Records excerpted from a collection
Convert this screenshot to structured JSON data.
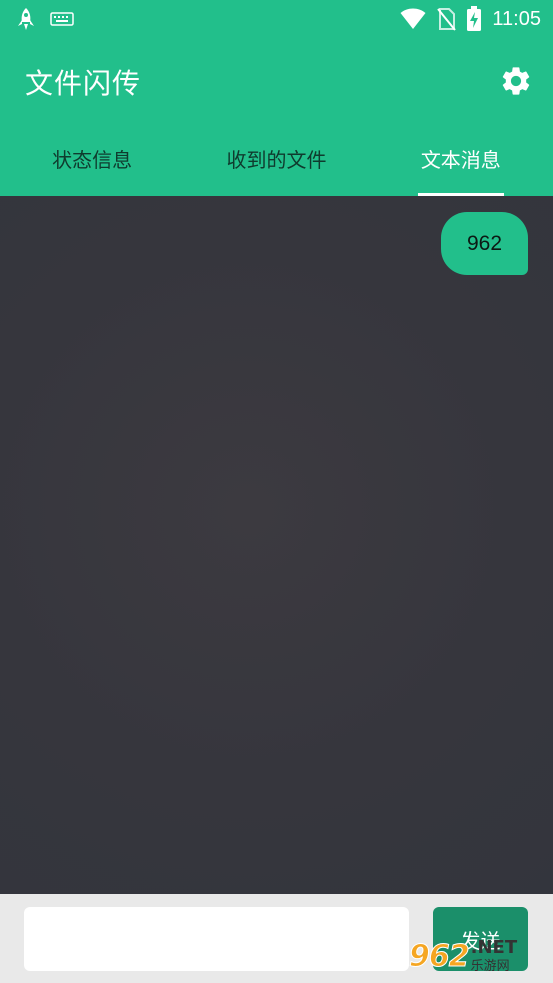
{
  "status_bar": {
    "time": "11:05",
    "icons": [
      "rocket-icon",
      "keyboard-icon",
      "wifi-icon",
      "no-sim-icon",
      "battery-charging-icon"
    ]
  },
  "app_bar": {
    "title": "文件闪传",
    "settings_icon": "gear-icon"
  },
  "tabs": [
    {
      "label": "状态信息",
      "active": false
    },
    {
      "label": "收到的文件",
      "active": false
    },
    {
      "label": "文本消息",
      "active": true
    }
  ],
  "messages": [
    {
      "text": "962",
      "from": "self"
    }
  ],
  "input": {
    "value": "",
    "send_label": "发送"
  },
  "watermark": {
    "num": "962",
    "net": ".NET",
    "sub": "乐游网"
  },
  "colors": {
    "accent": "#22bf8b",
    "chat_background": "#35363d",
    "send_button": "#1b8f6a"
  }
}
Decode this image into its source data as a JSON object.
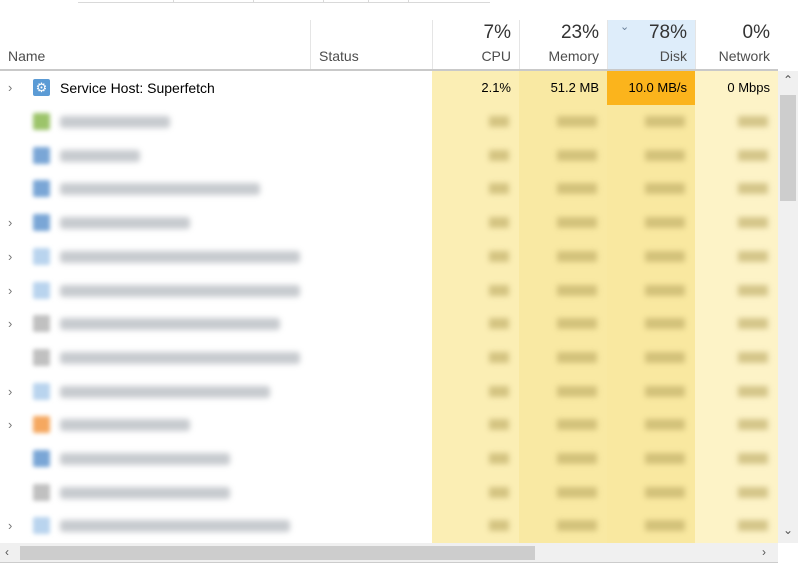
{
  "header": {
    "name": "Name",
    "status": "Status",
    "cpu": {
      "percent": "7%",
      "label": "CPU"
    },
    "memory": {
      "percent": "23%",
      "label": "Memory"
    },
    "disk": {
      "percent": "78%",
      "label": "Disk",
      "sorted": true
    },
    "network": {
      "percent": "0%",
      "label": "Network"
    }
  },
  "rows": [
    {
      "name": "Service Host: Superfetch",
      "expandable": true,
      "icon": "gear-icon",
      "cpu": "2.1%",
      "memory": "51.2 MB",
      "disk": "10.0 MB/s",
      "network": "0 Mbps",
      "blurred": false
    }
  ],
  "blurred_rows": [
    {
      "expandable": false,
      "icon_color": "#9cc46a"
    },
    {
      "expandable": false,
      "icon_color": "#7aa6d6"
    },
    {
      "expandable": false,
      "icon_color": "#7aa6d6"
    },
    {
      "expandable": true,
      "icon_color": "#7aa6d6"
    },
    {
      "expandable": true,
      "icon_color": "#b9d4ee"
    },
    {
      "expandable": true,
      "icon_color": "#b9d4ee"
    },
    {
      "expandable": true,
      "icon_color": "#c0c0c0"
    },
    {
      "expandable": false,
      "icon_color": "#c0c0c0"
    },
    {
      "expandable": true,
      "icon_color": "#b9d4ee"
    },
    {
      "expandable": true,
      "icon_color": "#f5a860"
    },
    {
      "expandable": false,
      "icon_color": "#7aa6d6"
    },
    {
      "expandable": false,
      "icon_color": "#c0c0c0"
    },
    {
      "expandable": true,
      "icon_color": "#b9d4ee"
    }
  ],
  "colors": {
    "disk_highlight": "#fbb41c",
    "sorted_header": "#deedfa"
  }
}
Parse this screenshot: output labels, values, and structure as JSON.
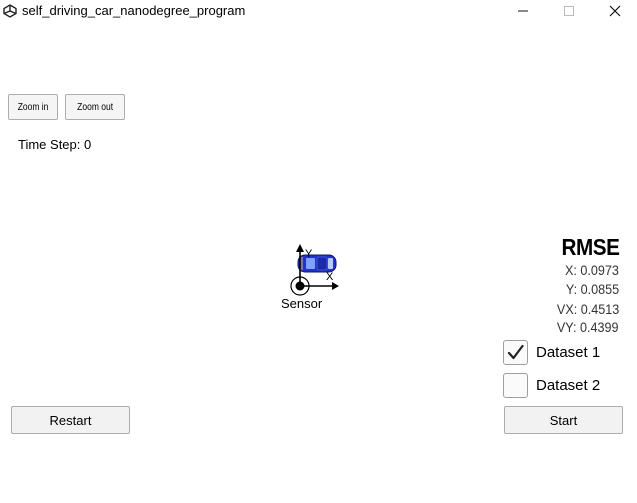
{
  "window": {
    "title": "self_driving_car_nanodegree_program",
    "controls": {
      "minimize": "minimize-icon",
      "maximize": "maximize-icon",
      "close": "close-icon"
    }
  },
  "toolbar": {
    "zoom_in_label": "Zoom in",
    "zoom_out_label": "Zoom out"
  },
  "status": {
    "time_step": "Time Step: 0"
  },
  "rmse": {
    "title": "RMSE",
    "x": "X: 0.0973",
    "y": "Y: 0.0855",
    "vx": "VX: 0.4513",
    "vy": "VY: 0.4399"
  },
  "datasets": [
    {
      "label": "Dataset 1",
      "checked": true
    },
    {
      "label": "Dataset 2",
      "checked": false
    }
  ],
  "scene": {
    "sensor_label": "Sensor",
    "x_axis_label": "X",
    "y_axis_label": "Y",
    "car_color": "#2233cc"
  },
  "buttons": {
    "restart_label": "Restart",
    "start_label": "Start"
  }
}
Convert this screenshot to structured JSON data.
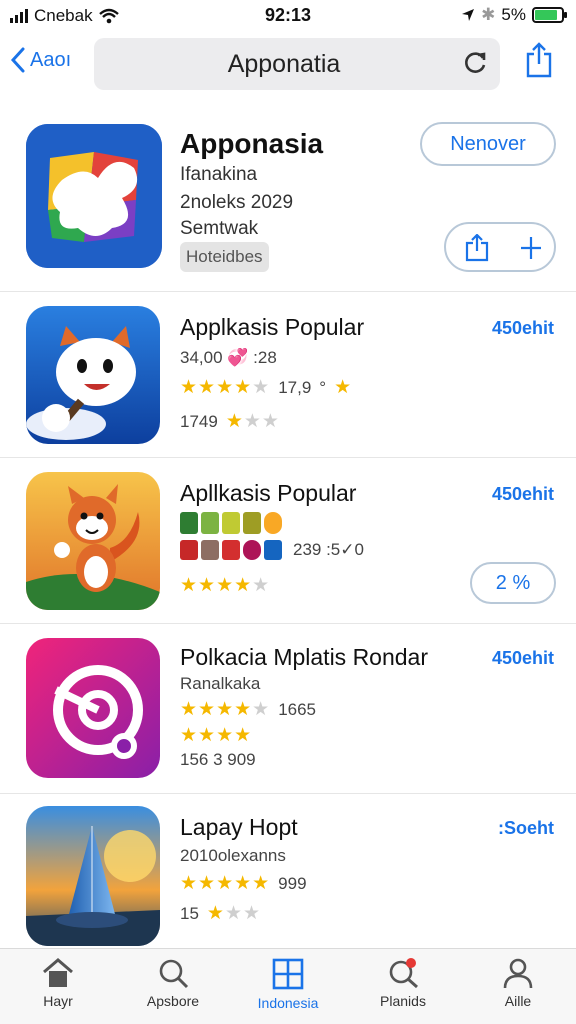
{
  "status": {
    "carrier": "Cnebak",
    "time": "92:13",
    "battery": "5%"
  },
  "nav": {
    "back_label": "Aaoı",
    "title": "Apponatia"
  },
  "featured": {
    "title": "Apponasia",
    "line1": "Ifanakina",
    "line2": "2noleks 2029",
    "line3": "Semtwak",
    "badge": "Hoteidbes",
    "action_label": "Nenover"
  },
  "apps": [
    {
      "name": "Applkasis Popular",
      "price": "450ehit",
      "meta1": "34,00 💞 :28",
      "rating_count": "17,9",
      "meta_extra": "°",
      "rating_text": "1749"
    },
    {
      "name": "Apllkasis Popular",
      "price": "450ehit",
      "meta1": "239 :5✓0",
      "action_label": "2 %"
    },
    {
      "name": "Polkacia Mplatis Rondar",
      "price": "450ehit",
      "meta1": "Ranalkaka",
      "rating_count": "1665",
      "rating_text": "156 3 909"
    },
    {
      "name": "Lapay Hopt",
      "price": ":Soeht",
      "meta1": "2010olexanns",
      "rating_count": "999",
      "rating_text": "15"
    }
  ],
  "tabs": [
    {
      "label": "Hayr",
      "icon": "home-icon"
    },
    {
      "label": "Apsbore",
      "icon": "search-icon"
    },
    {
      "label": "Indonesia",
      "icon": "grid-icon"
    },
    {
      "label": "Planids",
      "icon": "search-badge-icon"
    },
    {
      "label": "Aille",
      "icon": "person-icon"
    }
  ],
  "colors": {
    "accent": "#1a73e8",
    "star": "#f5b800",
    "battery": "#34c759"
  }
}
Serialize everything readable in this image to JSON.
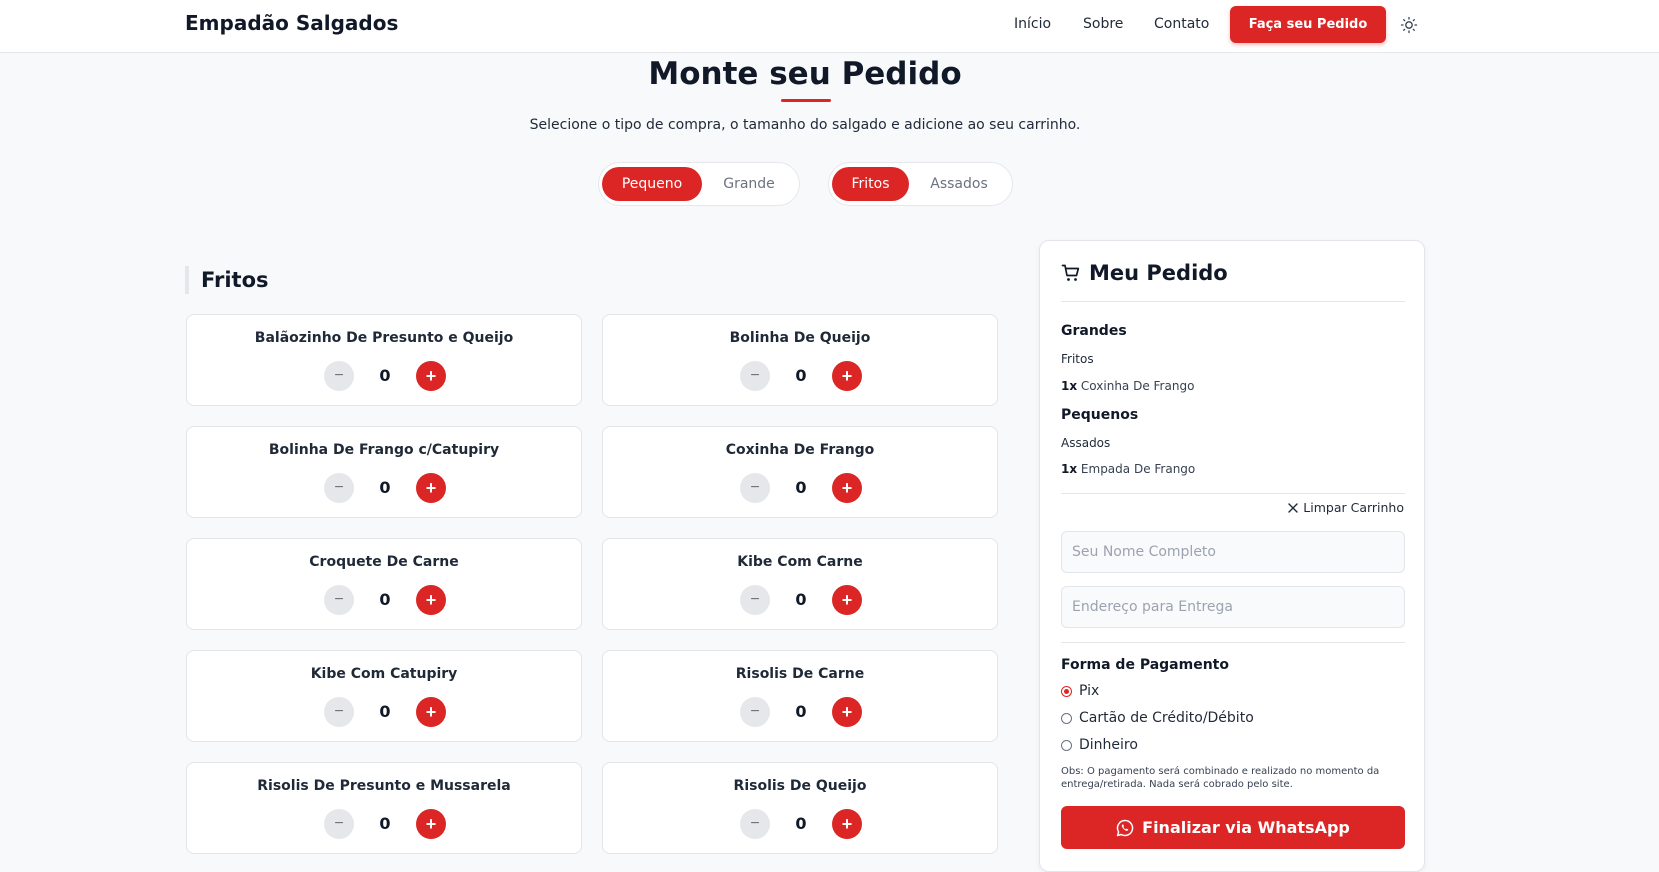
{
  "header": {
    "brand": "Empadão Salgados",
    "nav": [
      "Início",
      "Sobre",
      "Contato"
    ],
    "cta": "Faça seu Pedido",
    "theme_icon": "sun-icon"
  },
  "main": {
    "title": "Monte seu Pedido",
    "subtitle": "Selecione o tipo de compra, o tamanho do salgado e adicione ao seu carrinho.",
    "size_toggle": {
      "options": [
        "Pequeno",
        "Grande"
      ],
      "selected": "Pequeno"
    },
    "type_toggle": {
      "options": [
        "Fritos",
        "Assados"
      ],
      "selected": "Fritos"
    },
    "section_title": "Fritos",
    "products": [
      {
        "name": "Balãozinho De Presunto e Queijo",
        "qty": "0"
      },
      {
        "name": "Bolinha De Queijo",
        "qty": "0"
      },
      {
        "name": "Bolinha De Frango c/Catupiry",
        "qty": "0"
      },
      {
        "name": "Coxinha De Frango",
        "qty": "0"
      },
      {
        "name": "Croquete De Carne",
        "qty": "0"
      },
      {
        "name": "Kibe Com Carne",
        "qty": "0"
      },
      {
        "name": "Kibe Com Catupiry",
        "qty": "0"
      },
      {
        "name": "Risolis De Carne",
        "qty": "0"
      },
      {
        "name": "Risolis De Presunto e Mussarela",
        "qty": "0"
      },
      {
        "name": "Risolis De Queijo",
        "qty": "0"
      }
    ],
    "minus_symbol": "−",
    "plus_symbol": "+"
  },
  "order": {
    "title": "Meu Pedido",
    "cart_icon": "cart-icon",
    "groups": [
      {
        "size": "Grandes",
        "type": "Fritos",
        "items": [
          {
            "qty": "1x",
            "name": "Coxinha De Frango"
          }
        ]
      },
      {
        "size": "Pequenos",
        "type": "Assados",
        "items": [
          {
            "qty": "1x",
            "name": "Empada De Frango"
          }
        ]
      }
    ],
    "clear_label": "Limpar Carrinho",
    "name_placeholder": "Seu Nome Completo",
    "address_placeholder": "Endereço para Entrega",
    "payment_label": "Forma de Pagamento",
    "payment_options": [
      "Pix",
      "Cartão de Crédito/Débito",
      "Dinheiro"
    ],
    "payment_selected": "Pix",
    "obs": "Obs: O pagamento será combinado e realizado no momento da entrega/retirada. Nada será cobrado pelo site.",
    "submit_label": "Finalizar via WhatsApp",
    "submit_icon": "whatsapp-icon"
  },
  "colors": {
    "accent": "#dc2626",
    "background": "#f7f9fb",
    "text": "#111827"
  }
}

- **Goal**
Give the number of lines containing the word "accent". No other answer is needed.

- **The response**
3